Your task >> Extract every line of the material that holds the string "человѣкъ".

Records contained in a dataset >>

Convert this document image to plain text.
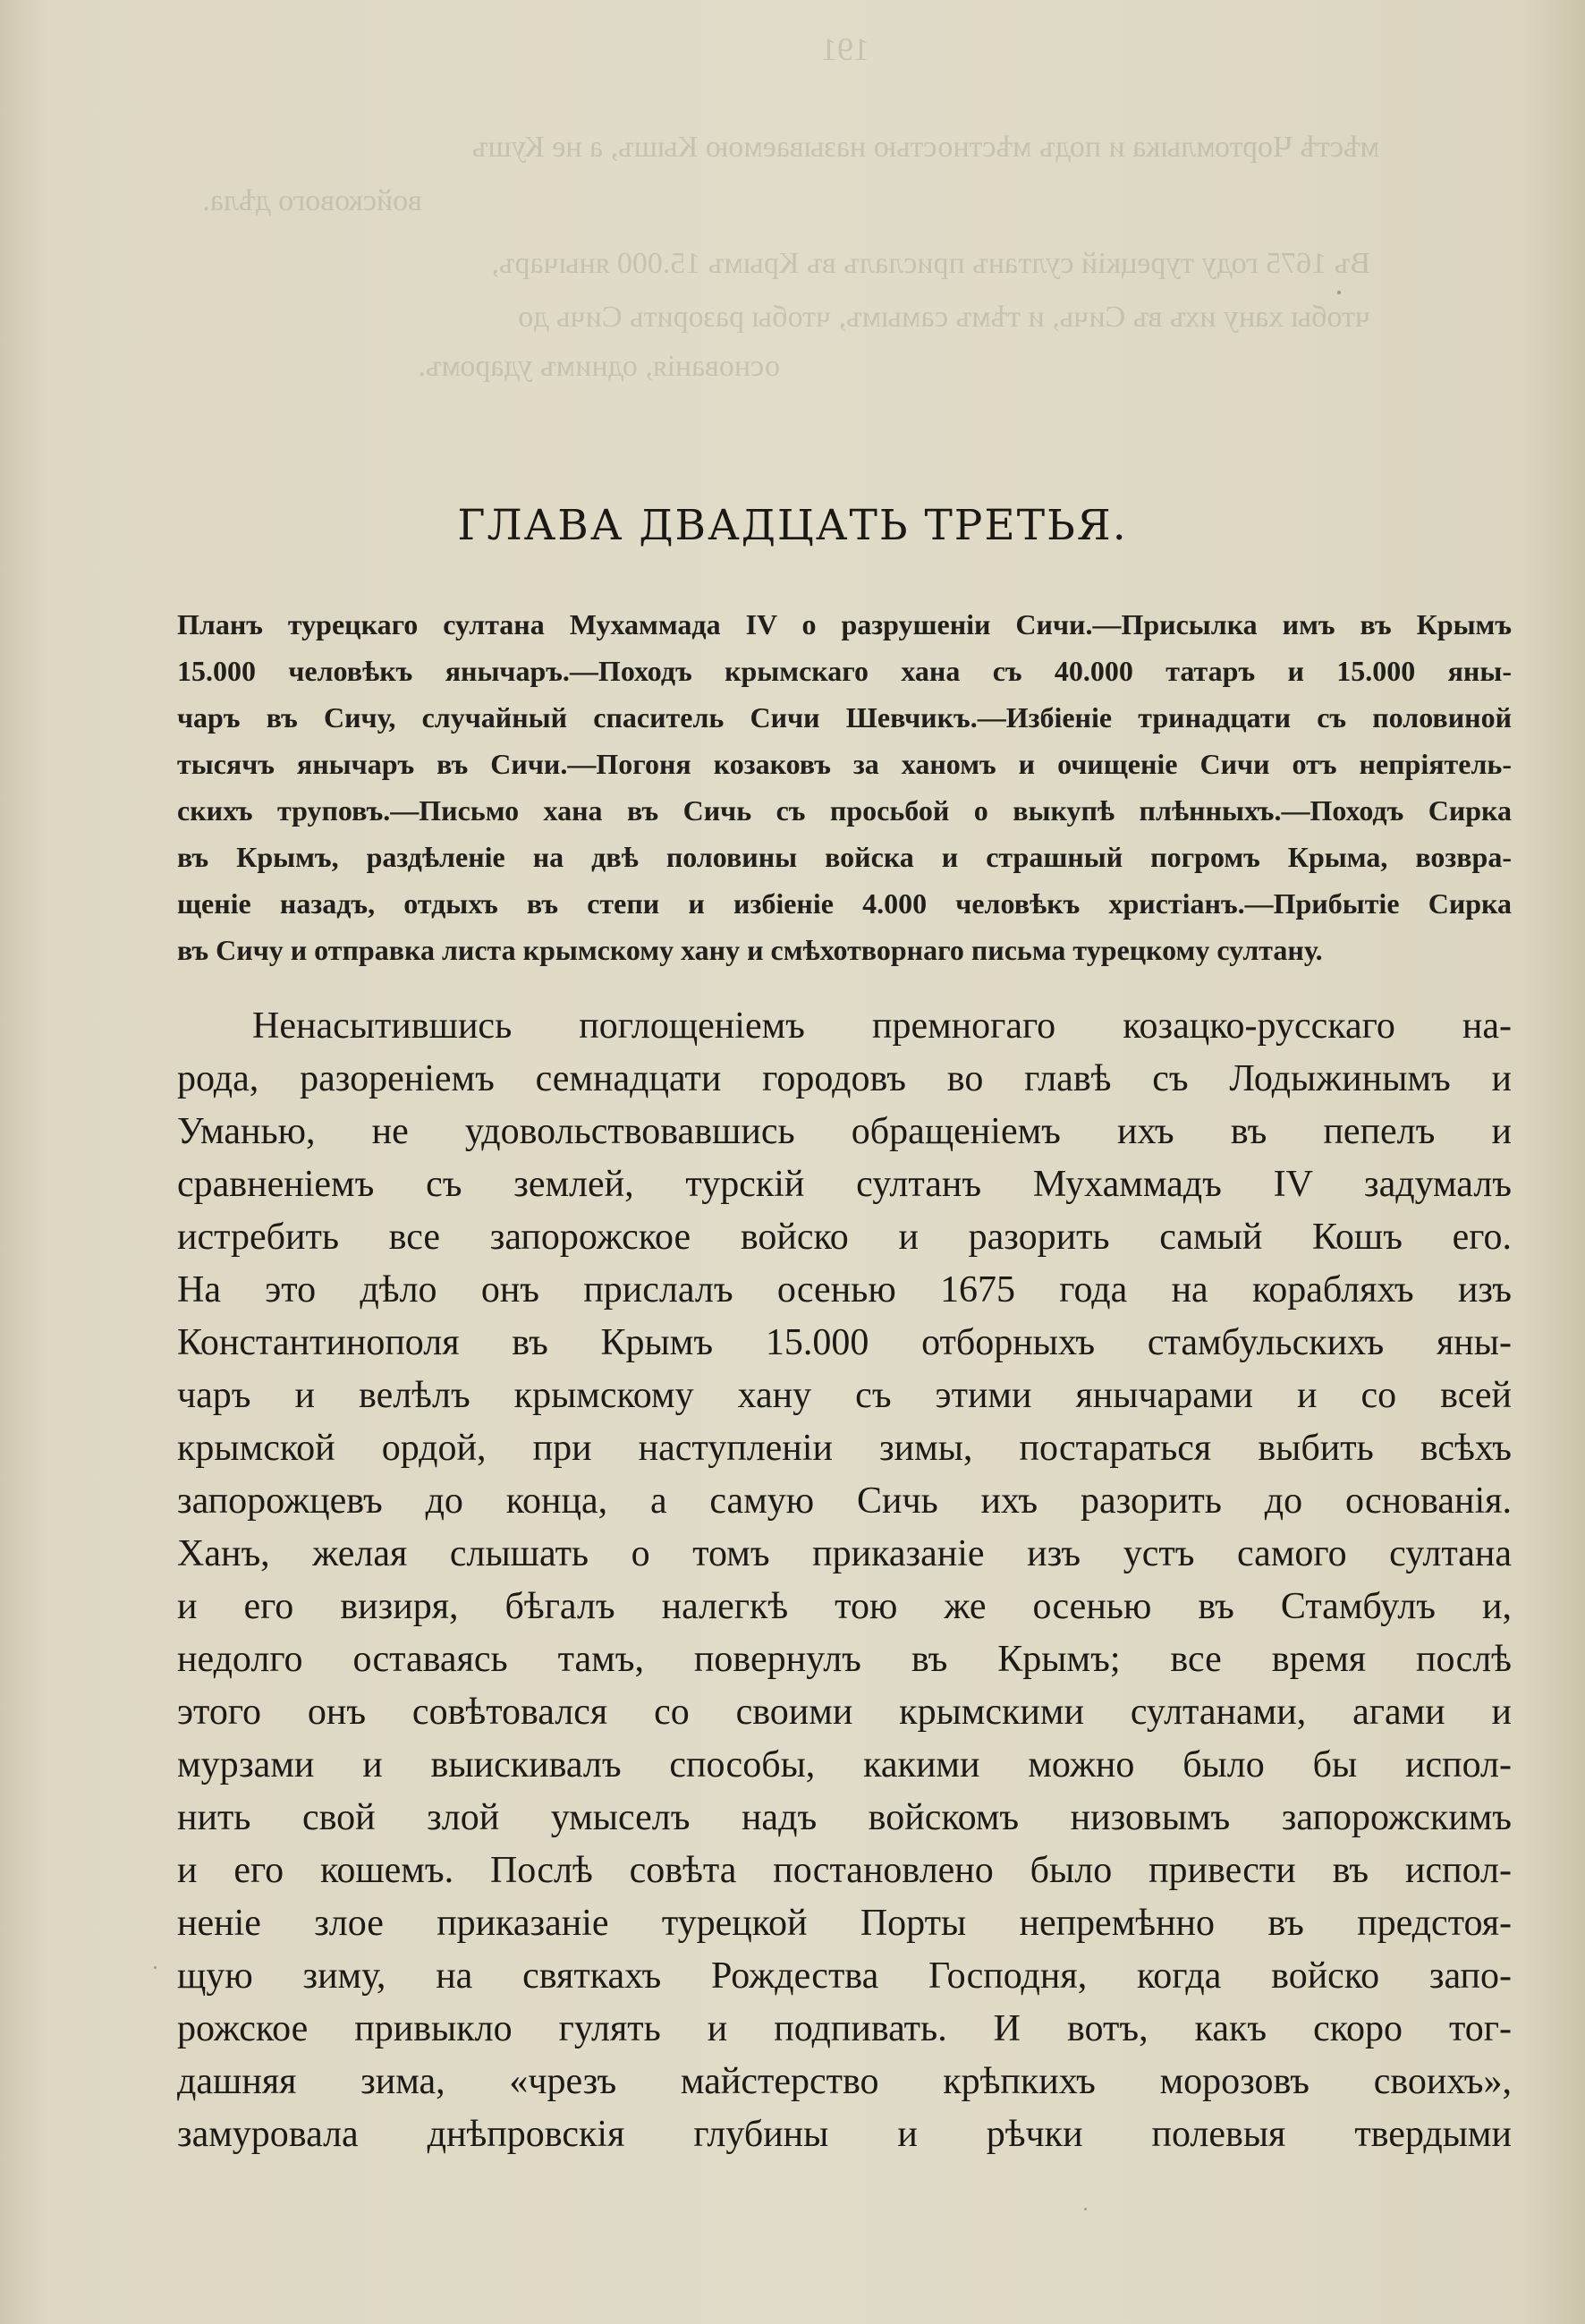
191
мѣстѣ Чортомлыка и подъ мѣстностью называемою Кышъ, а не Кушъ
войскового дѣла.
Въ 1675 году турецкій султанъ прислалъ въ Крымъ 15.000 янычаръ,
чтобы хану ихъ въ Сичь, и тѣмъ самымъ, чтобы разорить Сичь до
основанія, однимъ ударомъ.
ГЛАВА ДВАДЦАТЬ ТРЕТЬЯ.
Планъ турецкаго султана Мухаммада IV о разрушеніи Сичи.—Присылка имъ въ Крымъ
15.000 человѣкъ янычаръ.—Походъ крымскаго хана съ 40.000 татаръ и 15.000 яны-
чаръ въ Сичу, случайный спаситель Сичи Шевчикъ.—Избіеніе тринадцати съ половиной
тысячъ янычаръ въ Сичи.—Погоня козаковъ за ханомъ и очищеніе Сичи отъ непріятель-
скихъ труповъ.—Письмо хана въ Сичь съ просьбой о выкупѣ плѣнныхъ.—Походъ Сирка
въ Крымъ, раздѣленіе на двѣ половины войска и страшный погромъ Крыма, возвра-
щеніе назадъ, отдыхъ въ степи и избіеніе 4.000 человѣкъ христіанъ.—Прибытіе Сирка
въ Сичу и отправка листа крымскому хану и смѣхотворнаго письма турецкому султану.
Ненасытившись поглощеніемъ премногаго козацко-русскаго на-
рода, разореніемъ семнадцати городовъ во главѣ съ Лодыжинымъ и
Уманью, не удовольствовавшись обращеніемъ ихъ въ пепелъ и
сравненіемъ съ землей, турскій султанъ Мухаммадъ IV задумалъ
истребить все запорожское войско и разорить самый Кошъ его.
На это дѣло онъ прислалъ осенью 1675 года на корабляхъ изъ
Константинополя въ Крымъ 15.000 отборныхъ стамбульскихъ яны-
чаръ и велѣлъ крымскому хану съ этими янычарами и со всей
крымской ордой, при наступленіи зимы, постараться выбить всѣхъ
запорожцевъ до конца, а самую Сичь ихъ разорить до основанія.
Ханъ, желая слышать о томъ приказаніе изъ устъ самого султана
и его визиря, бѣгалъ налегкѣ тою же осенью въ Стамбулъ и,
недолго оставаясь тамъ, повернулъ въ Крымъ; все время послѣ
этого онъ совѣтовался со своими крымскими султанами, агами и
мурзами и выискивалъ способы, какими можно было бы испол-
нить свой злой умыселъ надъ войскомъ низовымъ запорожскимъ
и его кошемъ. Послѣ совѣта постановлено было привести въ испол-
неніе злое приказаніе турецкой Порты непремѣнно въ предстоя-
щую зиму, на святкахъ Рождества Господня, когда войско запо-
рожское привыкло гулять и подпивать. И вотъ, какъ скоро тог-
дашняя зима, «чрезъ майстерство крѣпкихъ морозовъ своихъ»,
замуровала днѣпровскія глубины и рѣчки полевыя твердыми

Task result >>
15.000 человѣкъ янычаръ.—Походъ крымскаго хана съ 40.000 татаръ и 15.000 яны-
щеніе назадъ, отдыхъ въ степи и избіеніе 4.000 человѣкъ христіанъ.—Прибытіе Сирка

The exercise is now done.